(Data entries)

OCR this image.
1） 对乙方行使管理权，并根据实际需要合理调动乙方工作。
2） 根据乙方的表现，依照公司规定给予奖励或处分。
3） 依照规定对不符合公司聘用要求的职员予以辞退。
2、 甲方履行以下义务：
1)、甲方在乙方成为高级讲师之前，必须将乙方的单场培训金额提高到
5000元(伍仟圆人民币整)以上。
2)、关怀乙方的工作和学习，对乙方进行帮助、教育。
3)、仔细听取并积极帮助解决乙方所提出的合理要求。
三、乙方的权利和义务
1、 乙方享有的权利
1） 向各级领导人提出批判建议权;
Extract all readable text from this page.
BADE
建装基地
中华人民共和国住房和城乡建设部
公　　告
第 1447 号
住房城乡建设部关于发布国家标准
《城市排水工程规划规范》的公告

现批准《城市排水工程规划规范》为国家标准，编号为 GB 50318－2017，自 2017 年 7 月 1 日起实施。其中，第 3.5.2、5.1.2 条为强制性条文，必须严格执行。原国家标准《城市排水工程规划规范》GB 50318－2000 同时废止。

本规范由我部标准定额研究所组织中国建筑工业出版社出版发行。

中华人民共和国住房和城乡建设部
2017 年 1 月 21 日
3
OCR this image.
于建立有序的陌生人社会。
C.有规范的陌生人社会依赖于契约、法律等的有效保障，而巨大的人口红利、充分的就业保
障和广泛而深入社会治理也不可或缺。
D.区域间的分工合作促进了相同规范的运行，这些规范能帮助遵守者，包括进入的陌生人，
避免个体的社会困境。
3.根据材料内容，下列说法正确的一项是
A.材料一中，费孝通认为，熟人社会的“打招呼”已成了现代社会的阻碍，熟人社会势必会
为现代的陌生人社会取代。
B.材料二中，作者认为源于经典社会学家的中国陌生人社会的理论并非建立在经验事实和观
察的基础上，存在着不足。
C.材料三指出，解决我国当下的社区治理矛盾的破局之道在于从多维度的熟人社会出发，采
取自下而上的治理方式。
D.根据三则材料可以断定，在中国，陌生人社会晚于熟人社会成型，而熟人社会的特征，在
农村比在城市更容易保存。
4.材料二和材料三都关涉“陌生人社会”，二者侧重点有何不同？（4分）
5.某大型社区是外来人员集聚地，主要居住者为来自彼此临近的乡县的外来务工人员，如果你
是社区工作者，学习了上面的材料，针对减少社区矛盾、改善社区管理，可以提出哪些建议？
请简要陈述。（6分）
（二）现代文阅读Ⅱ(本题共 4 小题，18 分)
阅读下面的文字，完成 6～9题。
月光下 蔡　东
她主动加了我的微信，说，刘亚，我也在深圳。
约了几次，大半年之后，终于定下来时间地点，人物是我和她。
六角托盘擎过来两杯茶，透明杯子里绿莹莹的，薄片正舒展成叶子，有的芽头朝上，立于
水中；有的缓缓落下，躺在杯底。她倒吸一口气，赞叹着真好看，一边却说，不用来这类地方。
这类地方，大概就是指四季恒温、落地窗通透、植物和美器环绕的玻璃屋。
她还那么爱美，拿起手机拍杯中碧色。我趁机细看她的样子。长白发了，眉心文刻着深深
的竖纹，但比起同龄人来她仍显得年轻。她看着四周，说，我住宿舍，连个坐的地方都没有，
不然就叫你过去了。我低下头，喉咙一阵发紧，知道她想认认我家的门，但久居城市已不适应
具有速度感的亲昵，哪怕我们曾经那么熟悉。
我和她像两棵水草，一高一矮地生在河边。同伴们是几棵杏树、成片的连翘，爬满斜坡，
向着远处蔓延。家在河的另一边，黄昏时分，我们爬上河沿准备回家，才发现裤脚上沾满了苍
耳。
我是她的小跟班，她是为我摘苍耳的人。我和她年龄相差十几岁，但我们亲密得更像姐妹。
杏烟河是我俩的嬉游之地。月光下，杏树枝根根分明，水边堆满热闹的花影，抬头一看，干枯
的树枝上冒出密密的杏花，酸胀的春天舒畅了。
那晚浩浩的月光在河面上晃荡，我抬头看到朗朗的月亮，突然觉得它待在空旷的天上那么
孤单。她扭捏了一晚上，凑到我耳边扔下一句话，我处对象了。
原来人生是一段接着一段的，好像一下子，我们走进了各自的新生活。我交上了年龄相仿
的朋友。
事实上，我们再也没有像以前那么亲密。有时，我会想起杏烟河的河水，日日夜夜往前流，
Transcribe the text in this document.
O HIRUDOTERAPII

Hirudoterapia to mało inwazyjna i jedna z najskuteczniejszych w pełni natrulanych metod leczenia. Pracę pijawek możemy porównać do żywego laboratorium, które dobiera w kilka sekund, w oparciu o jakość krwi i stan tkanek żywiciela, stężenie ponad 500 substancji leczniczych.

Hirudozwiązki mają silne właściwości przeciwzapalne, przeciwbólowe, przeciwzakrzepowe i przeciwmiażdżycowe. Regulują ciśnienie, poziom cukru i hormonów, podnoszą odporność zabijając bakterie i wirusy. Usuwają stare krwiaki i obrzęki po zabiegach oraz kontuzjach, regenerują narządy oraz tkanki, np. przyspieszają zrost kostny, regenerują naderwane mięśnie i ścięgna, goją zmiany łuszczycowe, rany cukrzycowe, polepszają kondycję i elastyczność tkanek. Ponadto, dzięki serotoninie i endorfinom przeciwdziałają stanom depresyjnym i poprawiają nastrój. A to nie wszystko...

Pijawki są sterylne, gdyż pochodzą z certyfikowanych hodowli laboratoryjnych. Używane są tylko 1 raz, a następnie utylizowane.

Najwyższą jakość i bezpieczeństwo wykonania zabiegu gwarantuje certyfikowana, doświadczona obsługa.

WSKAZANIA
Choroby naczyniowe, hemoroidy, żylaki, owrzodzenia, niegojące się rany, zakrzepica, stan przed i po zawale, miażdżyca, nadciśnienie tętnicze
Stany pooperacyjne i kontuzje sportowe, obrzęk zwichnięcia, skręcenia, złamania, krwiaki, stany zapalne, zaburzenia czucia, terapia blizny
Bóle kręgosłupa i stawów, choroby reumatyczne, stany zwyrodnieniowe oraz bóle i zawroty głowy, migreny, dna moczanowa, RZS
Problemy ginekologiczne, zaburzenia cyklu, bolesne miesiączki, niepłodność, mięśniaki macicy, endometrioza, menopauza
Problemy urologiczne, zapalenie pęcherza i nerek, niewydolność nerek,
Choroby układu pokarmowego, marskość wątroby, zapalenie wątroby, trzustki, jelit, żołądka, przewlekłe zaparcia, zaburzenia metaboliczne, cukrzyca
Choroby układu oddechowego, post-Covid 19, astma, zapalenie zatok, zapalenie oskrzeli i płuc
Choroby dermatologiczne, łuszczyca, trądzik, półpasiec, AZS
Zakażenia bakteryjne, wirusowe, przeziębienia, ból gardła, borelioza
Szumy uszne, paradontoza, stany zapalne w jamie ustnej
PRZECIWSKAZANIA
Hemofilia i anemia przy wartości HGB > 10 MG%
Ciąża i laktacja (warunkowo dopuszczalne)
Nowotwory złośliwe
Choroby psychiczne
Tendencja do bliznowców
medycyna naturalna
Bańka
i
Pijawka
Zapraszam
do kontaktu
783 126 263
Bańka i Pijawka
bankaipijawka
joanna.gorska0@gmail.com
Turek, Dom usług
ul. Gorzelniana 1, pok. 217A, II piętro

### PROBLEM TO SOLVE
Write out every entry word for word.

### COMPLETED TASK
OCR this image.
1） 对乙方行使管理权，并根据实际需要合理调动乙方工作。
2） 根据乙方的表现，依照公司规定给予奖励或处分。
3） 依照规定对不符合公司聘用要求的职员予以辞退。
2、 甲方履行以下义务：
1)、甲方在乙方成为高级讲师之前，必须将乙方的单场培训金额提高到
5000元(伍仟圆人民币整)以上。
2)、关怀乙方的工作和学习，对乙方进行帮助、教育。
3)、仔细听取并积极帮助解决乙方所提出的合理要求。
三、乙方的权利和义务
1、 乙方享有的权利
1） 向各级领导人提出批判建议权;
Extract all readable text from this page.
BADE
建装基地
中华人民共和国住房和城乡建设部
公　　告
第 1447 号
住房城乡建设部关于发布国家标准
《城市排水工程规划规范》的公告

现批准《城市排水工程规划规范》为国家标准，编号为 GB 50318－2017，自 2017 年 7 月 1 日起实施。其中，第 3.5.2、5.1.2 条为强制性条文，必须严格执行。原国家标准《城市排水工程规划规范》GB 50318－2000 同时废止。

本规范由我部标准定额研究所组织中国建筑工业出版社出版发行。

中华人民共和国住房和城乡建设部
2017 年 1 月 21 日
3
OCR this image.
于建立有序的陌生人社会。
C.有规范的陌生人社会依赖于契约、法律等的有效保障，而巨大的人口红利、充分的就业保
障和广泛而深入社会治理也不可或缺。
D.区域间的分工合作促进了相同规范的运行，这些规范能帮助遵守者，包括进入的陌生人，
避免个体的社会困境。
3.根据材料内容，下列说法正确的一项是
A.材料一中，费孝通认为，熟人社会的“打招呼”已成了现代社会的阻碍，熟人社会势必会
为现代的陌生人社会取代。
B.材料二中，作者认为源于经典社会学家的中国陌生人社会的理论并非建立在经验事实和观
察的基础上，存在着不足。
C.材料三指出，解决我国当下的社区治理矛盾的破局之道在于从多维度的熟人社会出发，采
取自下而上的治理方式。
D.根据三则材料可以断定，在中国，陌生人社会晚于熟人社会成型，而熟人社会的特征，在
农村比在城市更容易保存。
4.材料二和材料三都关涉“陌生人社会”，二者侧重点有何不同？（4分）
5.某大型社区是外来人员集聚地，主要居住者为来自彼此临近的乡县的外来务工人员，如果你
是社区工作者，学习了上面的材料，针对减少社区矛盾、改善社区管理，可以提出哪些建议？
请简要陈述。（6分）
（二）现代文阅读Ⅱ(本题共 4 小题，18 分)
阅读下面的文字，完成 6～9题。
月光下 蔡　东
她主动加了我的微信，说，刘亚，我也在深圳。
约了几次，大半年之后，终于定下来时间地点，人物是我和她。
六角托盘擎过来两杯茶，透明杯子里绿莹莹的，薄片正舒展成叶子，有的芽头朝上，立于
水中；有的缓缓落下，躺在杯底。她倒吸一口气，赞叹着真好看，一边却说，不用来这类地方。
这类地方，大概就是指四季恒温、落地窗通透、植物和美器环绕的玻璃屋。
她还那么爱美，拿起手机拍杯中碧色。我趁机细看她的样子。长白发了，眉心文刻着深深
的竖纹，但比起同龄人来她仍显得年轻。她看着四周，说，我住宿舍，连个坐的地方都没有，
不然就叫你过去了。我低下头，喉咙一阵发紧，知道她想认认我家的门，但久居城市已不适应
具有速度感的亲昵，哪怕我们曾经那么熟悉。
我和她像两棵水草，一高一矮地生在河边。同伴们是几棵杏树、成片的连翘，爬满斜坡，
向着远处蔓延。家在河的另一边，黄昏时分，我们爬上河沿准备回家，才发现裤脚上沾满了苍
耳。
我是她的小跟班，她是为我摘苍耳的人。我和她年龄相差十几岁，但我们亲密得更像姐妹。
杏烟河是我俩的嬉游之地。月光下，杏树枝根根分明，水边堆满热闹的花影，抬头一看，干枯
的树枝上冒出密密的杏花，酸胀的春天舒畅了。
那晚浩浩的月光在河面上晃荡，我抬头看到朗朗的月亮，突然觉得它待在空旷的天上那么
孤单。她扭捏了一晚上，凑到我耳边扔下一句话，我处对象了。
原来人生是一段接着一段的，好像一下子，我们走进了各自的新生活。我交上了年龄相仿
的朋友。
事实上，我们再也没有像以前那么亲密。有时，我会想起杏烟河的河水，日日夜夜往前流，
Transcribe the text in this document.
O HIRUDOTERAPII

Hirudoterapia to mało inwazyjna i jedna z najskuteczniejszych w pełni natrulanych metod leczenia. Pracę pijawek możemy porównać do żywego laboratorium, które dobiera w kilka sekund, w oparciu o jakość krwi i stan tkanek żywiciela, stężenie ponad 500 substancji leczniczych.

Hirudozwiązki mają silne właściwości przeciwzapalne, przeciwbólowe, przeciwzakrzepowe i przeciwmiażdżycowe. Regulują ciśnienie, poziom cukru i hormonów, podnoszą odporność zabijając bakterie i wirusy. Usuwają stare krwiaki i obrzęki po zabiegach oraz kontuzjach, regenerują narządy oraz tkanki, np. przyspieszają zrost kostny, regenerują naderwane mięśnie i ścięgna, goją zmiany łuszczycowe, rany cukrzycowe, polepszają kondycję i elastyczność tkanek. Ponadto, dzięki serotoninie i endorfinom przeciwdziałają stanom depresyjnym i poprawiają nastrój. A to nie wszystko...

Pijawki są sterylne, gdyż pochodzą z certyfikowanych hodowli laboratoryjnych. Używane są tylko 1 raz, a następnie utylizowane.

Najwyższą jakość i bezpieczeństwo wykonania zabiegu gwarantuje certyfikowana, doświadczona obsługa.

WSKAZANIA
Choroby naczyniowe, hemoroidy, żylaki, owrzodzenia, niegojące się rany, zakrzepica, stan przed i po zawale, miażdżyca, nadciśnienie tętnicze
Stany pooperacyjne i kontuzje sportowe, obrzęk zwichnięcia, skręcenia, złamania, krwiaki, stany zapalne, zaburzenia czucia, terapia blizny
Bóle kręgosłupa i stawów, choroby reumatyczne, stany zwyrodnieniowe oraz bóle i zawroty głowy, migreny, dna moczanowa, RZS
Problemy ginekologiczne, zaburzenia cyklu, bolesne miesiączki, niepłodność, mięśniaki macicy, endometrioza, menopauza
Problemy urologiczne, zapalenie pęcherza i nerek, niewydolność nerek,
Choroby układu pokarmowego, marskość wątroby, zapalenie wątroby, trzustki, jelit, żołądka, przewlekłe zaparcia, zaburzenia metaboliczne, cukrzyca
Choroby układu oddechowego, post-Covid 19, astma, zapalenie zatok, zapalenie oskrzeli i płuc
Choroby dermatologiczne, łuszczyca, trądzik, półpasiec, AZS
Zakażenia bakteryjne, wirusowe, przeziębienia, ból gardła, borelioza
Szumy uszne, paradontoza, stany zapalne w jamie ustnej
PRZECIWSKAZANIA
Hemofilia i anemia przy wartości HGB > 10 MG%
Ciąża i laktacja (warunkowo dopuszczalne)
Nowotwory złośliwe
Choroby psychiczne
Tendencja do bliznowców
medycyna naturalna
Bańka
i
Pijawka
Zapraszam
do kontaktu
783 126 263
Bańka i Pijawka
bankaipijawka
joanna.gorska0@gmail.com
Turek, Dom usług
ul. Gorzelniana 1, pok. 217A, II piętro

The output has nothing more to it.